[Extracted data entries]

* Begin *

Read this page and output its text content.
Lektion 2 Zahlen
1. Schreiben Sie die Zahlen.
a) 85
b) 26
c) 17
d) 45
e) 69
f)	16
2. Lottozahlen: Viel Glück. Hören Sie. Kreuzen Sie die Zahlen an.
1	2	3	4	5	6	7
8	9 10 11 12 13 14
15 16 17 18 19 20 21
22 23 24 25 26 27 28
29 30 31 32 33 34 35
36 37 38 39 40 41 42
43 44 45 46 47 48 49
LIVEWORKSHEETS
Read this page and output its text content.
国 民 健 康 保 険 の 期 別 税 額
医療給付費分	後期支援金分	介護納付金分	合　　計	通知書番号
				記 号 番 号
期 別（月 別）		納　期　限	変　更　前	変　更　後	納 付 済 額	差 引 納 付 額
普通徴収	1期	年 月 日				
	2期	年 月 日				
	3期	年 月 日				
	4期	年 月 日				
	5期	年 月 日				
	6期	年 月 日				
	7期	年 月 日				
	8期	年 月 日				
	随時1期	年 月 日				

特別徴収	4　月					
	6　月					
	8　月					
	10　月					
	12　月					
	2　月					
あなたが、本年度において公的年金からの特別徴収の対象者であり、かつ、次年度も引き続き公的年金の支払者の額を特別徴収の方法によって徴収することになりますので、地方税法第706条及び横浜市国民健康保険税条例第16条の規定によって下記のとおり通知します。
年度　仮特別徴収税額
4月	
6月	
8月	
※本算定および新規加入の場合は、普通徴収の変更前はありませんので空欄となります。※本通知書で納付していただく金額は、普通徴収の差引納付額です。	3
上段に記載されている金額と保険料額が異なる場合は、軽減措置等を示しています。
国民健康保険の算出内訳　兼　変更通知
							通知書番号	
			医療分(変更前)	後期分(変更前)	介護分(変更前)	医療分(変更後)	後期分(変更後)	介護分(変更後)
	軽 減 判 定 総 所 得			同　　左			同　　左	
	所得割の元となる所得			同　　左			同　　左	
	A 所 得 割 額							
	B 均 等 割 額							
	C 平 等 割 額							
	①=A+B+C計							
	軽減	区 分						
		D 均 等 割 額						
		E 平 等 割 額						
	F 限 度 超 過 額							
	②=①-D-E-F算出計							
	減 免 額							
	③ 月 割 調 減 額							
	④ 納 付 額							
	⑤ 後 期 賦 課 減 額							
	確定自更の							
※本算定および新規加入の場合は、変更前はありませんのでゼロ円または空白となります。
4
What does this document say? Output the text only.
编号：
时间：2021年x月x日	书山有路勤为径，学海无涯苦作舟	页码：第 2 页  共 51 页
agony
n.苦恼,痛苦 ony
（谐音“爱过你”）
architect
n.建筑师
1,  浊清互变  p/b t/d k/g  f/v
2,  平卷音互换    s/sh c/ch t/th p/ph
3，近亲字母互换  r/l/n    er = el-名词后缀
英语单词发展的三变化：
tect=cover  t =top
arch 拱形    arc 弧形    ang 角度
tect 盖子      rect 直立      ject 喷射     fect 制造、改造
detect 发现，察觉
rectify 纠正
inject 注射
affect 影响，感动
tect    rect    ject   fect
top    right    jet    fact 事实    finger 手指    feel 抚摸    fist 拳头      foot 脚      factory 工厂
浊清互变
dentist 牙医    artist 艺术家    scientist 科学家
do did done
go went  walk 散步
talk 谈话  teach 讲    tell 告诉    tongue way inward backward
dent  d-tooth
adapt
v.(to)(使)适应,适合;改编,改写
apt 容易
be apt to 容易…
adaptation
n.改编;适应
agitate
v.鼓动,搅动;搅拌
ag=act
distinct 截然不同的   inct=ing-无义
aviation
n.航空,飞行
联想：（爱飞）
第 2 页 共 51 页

* End *

> **Required task**:
Of the lines in the data, how many hold the string "Zahlen"? State the number, nothing else.

> **The output**:
3